> **Directions**:
**1.** Answer these questions using the code-generation excerpt:
(a) At step 1013, into what does the parser break the technical assistance request?
(b) Besides textual input, what example of graphical input does the excerpt give?
(c) At step 1022, what performs the translation into a higher-level representation in one embodiment?
**2.** Output the passage of the code-generation excerpt starting at "In some embodiments, the interface" and ending at "the computer code.", with no changes.
**3.** Rewrite the paragraph of the code-generation excerpt that begins "At step 1014, the translator generates" as a short bulleted list, keeping its main facts.

In some embodiments, a technical assistance request may be defined to generate computer code. For example, a technical assistance request may be a high-level or natural language description of a desired behavior or result, and the smart assistant may generate computer code corresponding to the high-level or natural language description.
In some embodiments, the interface may be a source code editor or a text input field for receiving textual input from the user. The textual input may be, for example, a high-level description, natural language text, pseudocode, or any other textual depiction. In other embodiments, the input may be graphical such as a flow diagram.
At step 1012, the computer system receives the technical assistance request task. For example, the technical assistance request may be received in the form of a high-level description, natural language text, or pseudocode describing the desired behavior or outcome of the computer code.
At step 1013, a translator analyses the technical assistance request to determine an intent of the user. In an embodiment, the translator may include a parser which parses the technical assistance request into a series of tokens. Parsing the technical assistance request into tokens may be performed on textual components of the technical assistance request. Then, a machine learning network such as a neural network may be used to determine an intent of the technical assistance request. For example, the technical assistance request may comprise text such as “validate inputs X and Y and store the values in the database,” “read all the users from the database and display them in a table,” “calculate the average price of the products in table Z,” or so forth. The translator may analyze the text to determine the intent of the user in order to translate the request into code.
At step 1014, the translator generates computer code responsive to the intent of the user. In an embodiment, a trained machine learning network such as a neural network may generate a sequence of instructions for satisfying the technical assistance request. The sequence of instructions responsive to the intent of the user may be comprised of computer code, such as source code in a programming language. For example, the system may display the generated computer code in a code editor. In some embodiments, the smart assistant may commit the computer code to a codebase automatically. In some embodiments, the smart assistant may interpret or compile the code and execute the code. In other embodiments, the generated computer code may be machine or assembly code.
At step 1015, the code responsive to the intent of the technical assistance request of the user may be presented to the user. For example, the code may be displayed, such as in a code editor, terminal, or other display.
Further embodiments may enable translation from computer code to a higher-level representation and back to computer code. Computer code written in a source code language or machine code may be translated to a higher-level representation, such as natural language text or pseudocode. The higher-level representation may then be edited. The higher-level representation may then be translated back into computer code.
At step 1022, a translator translates the computer code into a higher-level representation. In an embodiment, the translation is performed by a machine learning model such as a neural network. The higher-level representation may be in various forms that are more abstracted or more general than the computer code representation itself. The higher-level representation may be, for example, natural language text that summarizes the behavior or result of the computer code, bullet points describing the high-level steps of the computer code, pseudocode, graphical flow diagrams, or so forth.

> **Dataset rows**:
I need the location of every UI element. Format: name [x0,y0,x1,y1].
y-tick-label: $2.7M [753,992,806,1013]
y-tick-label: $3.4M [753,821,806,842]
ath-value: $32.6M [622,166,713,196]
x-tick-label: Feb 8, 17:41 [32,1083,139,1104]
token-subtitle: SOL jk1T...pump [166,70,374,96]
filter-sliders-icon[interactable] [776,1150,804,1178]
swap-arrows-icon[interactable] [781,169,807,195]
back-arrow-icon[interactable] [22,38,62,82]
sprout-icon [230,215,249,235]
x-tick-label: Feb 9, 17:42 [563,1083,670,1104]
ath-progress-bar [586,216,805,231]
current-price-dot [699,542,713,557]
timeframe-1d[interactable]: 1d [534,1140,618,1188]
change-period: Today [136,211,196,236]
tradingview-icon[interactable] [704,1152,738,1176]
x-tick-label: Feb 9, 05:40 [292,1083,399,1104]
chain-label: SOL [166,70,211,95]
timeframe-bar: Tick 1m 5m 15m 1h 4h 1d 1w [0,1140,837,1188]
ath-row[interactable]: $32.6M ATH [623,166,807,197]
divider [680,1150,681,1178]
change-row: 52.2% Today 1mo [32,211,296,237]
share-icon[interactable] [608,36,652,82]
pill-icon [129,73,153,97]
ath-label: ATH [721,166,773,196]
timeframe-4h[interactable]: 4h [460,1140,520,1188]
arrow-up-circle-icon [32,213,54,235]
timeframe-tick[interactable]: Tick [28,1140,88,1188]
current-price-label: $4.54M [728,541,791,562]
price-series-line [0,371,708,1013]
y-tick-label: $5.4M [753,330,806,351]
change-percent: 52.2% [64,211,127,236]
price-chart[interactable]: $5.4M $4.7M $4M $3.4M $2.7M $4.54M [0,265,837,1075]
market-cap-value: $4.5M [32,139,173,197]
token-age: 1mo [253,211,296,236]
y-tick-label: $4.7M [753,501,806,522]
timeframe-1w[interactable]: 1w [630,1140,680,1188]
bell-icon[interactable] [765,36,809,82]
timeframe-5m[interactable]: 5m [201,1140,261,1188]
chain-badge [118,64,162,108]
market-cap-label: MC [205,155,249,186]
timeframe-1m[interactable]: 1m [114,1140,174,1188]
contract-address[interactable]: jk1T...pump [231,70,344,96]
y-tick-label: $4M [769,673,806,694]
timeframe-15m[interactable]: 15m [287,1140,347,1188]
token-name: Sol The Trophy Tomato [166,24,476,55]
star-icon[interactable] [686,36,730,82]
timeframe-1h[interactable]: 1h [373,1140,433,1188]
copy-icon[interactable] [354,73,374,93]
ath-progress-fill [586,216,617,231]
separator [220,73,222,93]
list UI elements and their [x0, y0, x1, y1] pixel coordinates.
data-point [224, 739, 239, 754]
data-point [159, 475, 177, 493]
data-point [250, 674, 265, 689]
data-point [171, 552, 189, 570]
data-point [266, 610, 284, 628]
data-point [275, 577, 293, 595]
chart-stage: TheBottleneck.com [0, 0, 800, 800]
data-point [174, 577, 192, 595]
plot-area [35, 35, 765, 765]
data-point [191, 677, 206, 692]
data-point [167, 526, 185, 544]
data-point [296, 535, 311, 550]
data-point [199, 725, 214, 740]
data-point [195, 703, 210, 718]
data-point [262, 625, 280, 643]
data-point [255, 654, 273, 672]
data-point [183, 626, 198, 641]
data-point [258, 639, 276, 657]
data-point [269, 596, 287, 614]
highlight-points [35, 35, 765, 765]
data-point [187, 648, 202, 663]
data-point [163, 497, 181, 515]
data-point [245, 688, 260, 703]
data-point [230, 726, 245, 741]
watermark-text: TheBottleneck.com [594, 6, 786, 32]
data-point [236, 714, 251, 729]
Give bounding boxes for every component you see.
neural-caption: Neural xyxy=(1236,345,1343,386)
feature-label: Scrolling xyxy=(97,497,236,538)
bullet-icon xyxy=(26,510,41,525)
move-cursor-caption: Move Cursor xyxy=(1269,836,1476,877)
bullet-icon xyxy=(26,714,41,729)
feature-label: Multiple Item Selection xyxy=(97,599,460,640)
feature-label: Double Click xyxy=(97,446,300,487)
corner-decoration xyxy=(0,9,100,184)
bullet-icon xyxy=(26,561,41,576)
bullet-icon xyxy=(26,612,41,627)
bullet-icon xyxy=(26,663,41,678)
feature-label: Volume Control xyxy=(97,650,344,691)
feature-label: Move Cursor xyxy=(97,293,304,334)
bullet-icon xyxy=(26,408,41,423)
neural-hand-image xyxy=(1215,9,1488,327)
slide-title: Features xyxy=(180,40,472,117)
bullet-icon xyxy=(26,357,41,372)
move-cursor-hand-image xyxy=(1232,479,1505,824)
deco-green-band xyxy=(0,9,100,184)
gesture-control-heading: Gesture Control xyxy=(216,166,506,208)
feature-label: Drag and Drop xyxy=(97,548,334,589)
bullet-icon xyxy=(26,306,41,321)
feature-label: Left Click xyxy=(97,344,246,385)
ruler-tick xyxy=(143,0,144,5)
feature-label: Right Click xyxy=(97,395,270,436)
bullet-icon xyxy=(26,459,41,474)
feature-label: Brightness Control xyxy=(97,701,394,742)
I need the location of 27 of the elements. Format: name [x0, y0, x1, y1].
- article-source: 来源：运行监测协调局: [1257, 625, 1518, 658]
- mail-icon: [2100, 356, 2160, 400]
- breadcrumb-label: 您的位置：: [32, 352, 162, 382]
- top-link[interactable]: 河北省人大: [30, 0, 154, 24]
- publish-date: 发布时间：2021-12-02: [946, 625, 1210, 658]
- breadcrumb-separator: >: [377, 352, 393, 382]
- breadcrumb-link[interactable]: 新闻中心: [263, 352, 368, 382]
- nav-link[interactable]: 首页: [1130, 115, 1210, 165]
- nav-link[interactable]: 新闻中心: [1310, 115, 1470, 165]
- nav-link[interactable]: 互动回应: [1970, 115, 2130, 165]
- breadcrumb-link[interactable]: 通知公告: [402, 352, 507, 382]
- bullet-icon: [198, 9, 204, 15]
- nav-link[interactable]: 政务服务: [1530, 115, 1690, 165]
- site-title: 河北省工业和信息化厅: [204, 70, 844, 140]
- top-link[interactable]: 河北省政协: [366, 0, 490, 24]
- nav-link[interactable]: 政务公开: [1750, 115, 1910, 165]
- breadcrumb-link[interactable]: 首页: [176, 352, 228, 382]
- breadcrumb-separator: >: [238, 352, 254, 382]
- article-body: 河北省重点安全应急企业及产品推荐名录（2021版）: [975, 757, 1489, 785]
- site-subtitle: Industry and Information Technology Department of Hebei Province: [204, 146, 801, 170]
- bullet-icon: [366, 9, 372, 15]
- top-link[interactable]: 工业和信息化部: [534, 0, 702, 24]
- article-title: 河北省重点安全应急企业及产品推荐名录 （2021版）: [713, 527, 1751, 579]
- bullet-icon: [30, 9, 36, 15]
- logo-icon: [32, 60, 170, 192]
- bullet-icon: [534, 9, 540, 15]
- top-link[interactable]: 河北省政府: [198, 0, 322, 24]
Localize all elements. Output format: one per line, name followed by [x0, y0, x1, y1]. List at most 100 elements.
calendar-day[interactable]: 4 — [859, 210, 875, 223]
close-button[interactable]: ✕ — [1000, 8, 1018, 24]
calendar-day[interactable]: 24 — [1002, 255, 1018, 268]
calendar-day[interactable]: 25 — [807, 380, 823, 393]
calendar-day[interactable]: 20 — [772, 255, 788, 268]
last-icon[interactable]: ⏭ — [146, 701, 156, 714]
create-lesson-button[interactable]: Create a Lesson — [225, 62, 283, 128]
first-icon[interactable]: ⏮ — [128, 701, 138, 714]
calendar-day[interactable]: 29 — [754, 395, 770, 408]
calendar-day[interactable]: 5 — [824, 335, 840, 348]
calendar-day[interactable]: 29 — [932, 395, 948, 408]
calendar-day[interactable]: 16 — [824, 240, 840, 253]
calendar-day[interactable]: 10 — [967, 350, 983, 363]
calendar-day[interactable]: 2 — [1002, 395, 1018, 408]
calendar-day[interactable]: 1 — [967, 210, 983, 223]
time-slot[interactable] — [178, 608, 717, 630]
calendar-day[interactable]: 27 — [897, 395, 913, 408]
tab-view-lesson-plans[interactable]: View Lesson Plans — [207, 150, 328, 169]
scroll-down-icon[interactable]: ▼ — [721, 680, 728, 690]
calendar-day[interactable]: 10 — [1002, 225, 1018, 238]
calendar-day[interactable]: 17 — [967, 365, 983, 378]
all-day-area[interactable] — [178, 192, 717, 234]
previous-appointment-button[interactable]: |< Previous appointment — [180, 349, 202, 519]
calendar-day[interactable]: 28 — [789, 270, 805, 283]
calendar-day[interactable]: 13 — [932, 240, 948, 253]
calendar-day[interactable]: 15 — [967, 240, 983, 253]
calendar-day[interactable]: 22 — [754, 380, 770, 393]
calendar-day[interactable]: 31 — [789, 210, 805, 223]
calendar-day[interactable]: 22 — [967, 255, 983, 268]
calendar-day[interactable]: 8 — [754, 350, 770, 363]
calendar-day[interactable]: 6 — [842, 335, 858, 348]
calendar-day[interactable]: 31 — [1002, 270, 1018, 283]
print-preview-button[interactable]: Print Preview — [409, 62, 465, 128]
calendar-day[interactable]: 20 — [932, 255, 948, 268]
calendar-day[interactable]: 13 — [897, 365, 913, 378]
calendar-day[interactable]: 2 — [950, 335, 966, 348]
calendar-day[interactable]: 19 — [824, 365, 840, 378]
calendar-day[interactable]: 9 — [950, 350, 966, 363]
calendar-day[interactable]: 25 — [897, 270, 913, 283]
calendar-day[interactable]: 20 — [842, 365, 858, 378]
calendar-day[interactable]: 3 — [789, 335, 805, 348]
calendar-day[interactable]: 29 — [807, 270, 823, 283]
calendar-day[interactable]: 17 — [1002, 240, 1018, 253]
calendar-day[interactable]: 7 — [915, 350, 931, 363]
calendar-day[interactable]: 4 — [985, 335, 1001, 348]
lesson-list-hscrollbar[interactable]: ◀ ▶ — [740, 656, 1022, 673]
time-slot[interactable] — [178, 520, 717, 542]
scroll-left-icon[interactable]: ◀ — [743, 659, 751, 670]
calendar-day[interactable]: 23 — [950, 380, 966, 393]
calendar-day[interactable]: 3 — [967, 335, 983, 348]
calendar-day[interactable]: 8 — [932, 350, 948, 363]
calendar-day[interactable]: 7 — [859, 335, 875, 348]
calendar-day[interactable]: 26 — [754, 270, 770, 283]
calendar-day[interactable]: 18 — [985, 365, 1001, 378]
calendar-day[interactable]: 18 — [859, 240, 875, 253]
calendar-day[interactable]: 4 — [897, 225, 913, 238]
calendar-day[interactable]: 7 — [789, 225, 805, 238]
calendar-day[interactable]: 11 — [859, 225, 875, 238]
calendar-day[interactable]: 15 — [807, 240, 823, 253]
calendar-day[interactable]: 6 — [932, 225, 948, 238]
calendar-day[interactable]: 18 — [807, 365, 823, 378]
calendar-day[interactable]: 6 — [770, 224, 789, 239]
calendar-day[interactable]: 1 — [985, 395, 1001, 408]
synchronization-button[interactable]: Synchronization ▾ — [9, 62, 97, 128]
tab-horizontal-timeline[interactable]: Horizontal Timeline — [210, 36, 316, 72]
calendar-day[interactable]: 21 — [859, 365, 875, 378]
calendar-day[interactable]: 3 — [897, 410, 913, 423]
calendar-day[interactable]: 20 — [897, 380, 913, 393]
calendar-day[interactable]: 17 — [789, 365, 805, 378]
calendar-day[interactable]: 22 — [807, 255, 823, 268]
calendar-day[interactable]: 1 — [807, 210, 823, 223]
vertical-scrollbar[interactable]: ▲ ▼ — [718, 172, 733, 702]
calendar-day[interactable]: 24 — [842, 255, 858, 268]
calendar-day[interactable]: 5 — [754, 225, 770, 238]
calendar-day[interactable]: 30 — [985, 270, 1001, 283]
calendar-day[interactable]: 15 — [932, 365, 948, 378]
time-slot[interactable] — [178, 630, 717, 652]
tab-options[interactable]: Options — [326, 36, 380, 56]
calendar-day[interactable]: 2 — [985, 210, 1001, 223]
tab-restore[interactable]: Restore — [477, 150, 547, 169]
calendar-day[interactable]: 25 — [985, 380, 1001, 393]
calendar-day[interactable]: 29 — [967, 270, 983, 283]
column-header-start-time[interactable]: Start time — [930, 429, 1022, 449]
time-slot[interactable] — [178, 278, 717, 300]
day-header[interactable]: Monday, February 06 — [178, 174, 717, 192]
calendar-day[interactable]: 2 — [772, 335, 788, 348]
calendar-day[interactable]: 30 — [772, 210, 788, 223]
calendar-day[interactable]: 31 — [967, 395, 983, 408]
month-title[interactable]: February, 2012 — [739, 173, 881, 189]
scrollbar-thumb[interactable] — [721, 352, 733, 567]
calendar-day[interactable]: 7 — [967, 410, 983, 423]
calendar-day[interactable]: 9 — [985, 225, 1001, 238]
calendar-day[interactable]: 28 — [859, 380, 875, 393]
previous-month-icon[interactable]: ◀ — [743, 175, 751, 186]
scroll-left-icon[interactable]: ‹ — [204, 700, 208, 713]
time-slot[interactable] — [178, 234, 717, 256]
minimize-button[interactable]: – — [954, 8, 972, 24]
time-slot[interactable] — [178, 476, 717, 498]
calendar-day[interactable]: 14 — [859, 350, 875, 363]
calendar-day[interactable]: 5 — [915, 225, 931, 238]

> **Answers to the exercise**:
**1.**
(a) A series of tokens.
(b) A flow diagram.
(c) A machine learning model such as a neural network.

**2.**
In some embodiments, the interface may be a source code editor or a text input field for receiving textual input from the user. The textual input may be, for example, a high-level description, natural language text, pseudocode, or any other textual depiction. In other embodiments, the input may be graphical such as a flow diagram.
At step 1012, the computer system receives the technical assistance request task. For example, the technical assistance request may be received in the form of a high-level description, natural language text, or pseudocode describing the desired behavior or outcome of the computer code.

**3.**
- At step 1014, the translator generates computer code responsive to the user's intent.
- A trained machine learning network, such as a neural network, may generate a sequence of instructions that satisfies the request.
- The instructions may be computer code, such as source code in a programming language, or in other embodiments machine or assembly code.
- The system may display the generated code in a code editor.
- In some embodiments, the smart assistant may commit the code to a codebase automatically.
- In some embodiments, it may interpret or compile the code and execute it.